THE PROBLEM: Give the number of lines that contain the string "shape", and nothing else.

_ _ _ _

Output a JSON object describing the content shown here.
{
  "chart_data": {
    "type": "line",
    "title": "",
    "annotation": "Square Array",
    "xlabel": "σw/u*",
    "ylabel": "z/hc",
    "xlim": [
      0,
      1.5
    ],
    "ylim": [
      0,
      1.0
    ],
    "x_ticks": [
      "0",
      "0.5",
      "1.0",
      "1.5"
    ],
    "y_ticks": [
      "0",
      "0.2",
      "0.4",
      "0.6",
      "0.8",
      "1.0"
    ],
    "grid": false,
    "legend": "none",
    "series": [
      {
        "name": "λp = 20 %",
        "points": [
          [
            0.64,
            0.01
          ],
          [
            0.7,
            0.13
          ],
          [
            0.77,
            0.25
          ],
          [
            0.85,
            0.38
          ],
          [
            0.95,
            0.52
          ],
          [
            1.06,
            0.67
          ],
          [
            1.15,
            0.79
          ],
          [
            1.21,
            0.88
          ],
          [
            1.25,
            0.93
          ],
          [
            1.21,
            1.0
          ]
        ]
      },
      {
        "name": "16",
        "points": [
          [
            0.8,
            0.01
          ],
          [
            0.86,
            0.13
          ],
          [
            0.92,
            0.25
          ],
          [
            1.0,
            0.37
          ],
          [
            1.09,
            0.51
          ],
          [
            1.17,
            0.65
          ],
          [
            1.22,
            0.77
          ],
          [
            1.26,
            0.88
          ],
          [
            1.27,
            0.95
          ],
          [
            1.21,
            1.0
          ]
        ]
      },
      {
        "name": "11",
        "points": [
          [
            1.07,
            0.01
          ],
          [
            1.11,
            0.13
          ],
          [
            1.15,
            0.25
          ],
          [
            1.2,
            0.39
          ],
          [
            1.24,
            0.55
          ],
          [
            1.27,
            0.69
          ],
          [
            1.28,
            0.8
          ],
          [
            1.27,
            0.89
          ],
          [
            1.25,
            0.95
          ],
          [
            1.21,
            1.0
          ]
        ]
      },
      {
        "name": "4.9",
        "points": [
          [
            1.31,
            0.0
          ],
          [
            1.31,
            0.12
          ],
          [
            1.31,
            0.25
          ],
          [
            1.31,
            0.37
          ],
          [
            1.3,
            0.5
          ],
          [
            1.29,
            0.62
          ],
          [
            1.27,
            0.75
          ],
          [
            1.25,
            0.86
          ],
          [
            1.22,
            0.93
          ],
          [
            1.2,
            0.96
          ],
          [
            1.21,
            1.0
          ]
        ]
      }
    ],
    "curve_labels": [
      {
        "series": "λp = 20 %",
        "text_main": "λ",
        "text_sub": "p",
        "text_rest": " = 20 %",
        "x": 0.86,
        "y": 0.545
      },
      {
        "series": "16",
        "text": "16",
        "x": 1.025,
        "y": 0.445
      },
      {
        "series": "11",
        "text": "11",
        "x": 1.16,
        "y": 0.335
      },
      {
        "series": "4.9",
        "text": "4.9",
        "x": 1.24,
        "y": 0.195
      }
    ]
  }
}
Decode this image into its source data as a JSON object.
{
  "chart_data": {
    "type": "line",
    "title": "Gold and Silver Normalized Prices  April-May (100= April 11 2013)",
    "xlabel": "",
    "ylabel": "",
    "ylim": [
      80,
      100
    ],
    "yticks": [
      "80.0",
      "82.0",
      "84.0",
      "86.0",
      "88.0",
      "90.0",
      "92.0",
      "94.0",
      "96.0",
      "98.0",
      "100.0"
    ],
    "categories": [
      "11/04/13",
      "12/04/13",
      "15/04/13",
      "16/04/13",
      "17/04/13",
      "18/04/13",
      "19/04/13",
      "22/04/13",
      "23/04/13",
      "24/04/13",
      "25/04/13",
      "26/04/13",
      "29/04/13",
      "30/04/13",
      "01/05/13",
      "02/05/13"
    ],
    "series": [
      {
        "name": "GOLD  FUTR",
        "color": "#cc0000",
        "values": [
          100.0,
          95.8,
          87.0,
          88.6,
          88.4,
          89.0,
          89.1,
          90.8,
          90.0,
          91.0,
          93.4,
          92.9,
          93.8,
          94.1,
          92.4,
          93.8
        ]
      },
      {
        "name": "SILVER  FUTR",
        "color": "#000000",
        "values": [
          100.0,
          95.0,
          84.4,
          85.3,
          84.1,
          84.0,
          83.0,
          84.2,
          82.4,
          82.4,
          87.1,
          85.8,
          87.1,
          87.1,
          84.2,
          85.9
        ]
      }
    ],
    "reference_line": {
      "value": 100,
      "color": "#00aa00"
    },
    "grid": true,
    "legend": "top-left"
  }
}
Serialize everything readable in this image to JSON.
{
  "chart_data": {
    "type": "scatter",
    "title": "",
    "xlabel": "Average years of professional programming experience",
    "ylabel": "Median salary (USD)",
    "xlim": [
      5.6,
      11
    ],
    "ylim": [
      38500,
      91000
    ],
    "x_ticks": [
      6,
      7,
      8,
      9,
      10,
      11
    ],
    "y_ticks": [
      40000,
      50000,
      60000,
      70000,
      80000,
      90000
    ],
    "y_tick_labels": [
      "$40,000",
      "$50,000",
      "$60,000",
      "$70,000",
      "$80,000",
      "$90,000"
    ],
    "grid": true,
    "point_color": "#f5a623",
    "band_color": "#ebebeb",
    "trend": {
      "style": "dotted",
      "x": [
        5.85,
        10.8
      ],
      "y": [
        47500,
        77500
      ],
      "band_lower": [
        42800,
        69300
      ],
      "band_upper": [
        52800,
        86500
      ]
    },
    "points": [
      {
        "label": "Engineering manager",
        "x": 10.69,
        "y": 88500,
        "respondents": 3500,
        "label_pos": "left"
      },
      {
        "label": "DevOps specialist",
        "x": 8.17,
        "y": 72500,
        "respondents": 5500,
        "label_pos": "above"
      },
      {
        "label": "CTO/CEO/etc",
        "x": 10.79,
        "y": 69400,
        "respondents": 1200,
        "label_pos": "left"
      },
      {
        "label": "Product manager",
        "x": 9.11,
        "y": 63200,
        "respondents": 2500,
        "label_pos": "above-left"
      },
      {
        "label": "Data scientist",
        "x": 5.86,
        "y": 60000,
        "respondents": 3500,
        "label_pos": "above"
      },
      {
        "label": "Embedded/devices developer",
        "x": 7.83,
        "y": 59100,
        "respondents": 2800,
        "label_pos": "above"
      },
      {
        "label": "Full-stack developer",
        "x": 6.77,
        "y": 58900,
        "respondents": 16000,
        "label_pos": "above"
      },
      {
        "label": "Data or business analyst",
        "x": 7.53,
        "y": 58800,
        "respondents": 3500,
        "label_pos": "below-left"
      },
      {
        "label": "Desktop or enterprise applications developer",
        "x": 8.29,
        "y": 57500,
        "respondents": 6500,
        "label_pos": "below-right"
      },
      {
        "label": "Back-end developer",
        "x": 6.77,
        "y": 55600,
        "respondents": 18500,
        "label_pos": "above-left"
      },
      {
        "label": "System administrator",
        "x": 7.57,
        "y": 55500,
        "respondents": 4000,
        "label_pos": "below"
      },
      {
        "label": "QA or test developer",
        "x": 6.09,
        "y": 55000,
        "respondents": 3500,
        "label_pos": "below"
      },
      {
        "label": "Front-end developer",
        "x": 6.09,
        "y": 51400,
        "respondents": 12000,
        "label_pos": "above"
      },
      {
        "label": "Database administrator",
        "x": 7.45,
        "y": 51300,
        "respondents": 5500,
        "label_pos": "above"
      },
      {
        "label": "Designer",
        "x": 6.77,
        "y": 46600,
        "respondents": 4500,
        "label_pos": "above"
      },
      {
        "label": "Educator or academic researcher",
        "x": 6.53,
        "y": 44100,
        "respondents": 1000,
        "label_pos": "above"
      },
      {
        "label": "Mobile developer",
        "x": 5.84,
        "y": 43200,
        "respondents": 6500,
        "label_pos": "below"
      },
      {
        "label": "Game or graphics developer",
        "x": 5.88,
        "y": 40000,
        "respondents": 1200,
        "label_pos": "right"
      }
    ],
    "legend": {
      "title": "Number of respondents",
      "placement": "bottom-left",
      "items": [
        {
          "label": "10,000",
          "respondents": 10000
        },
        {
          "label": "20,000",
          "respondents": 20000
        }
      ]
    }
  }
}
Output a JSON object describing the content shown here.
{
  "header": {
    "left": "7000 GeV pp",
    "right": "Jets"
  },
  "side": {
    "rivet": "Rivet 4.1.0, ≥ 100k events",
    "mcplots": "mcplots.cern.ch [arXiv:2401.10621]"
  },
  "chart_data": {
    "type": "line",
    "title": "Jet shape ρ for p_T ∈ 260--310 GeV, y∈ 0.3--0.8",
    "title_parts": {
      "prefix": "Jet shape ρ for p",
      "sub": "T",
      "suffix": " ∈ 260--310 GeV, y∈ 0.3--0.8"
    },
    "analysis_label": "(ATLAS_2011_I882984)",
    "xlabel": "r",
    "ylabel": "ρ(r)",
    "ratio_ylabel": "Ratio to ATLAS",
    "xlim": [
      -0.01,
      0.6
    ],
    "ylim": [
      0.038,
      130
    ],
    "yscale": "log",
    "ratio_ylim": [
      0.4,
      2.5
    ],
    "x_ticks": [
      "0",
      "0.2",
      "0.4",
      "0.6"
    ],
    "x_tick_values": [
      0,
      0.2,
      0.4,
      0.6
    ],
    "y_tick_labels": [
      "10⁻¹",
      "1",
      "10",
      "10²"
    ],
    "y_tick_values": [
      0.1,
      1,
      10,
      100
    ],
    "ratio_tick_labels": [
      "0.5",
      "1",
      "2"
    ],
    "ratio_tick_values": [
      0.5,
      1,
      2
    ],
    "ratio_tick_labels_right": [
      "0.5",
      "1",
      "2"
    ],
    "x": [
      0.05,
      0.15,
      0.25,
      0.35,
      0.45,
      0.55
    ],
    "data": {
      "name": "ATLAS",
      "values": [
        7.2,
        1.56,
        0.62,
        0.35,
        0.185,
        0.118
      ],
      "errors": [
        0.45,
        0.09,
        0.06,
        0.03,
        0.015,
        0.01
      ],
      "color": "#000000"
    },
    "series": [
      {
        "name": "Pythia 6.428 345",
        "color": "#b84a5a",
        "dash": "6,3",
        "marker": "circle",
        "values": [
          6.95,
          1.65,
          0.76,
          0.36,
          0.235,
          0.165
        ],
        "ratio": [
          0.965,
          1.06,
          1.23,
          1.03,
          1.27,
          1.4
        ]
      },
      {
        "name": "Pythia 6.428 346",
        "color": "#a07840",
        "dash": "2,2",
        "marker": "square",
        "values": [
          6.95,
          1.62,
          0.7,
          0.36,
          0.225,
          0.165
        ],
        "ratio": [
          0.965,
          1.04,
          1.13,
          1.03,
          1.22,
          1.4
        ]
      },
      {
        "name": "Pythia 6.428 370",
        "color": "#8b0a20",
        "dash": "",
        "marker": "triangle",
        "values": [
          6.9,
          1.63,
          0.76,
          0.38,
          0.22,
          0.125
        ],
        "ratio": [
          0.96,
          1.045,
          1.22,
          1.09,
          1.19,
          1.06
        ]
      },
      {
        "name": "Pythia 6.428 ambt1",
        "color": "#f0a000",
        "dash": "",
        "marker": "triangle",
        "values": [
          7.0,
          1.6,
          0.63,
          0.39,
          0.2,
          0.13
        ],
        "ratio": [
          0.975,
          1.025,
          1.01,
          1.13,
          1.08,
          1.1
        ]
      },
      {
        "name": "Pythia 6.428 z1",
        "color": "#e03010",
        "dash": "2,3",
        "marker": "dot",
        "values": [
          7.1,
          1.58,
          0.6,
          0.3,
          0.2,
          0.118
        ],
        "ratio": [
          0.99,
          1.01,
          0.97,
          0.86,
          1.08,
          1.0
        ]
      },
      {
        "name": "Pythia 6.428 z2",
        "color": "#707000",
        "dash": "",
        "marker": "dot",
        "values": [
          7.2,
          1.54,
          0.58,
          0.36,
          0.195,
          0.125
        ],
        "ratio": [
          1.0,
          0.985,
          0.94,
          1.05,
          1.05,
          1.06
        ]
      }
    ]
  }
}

_ _ _ _

EXERCISE ANSWER: 2